(Data entries)
+-------+
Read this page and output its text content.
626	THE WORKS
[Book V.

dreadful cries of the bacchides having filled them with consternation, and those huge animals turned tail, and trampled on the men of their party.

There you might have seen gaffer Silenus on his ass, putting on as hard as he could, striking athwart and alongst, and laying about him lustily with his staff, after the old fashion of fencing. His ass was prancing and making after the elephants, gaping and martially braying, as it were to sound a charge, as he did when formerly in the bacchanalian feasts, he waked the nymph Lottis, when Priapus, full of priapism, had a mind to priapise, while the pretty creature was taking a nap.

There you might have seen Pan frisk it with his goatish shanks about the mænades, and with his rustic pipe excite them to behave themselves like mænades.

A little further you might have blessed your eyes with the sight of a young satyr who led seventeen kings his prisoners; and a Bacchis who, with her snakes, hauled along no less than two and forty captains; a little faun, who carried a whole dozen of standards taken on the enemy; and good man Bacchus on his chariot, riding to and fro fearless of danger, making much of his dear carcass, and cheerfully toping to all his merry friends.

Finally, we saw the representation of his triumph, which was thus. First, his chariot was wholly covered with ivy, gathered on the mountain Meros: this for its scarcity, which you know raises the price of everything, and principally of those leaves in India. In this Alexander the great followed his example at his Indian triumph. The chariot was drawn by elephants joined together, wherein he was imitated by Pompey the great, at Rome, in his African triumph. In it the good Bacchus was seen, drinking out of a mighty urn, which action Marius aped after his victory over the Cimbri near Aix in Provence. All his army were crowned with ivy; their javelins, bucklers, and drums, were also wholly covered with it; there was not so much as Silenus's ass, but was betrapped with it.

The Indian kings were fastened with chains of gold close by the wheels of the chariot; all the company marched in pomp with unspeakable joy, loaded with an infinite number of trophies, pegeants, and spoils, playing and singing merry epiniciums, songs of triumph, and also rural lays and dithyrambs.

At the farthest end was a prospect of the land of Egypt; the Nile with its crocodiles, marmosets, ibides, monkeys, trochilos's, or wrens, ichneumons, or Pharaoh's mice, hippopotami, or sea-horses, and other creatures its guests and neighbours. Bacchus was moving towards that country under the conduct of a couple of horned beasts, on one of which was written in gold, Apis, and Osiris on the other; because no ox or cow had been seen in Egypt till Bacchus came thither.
+-------+
State how many lines above include the word "kings", and nothing more.

● **Solution to this problem**
2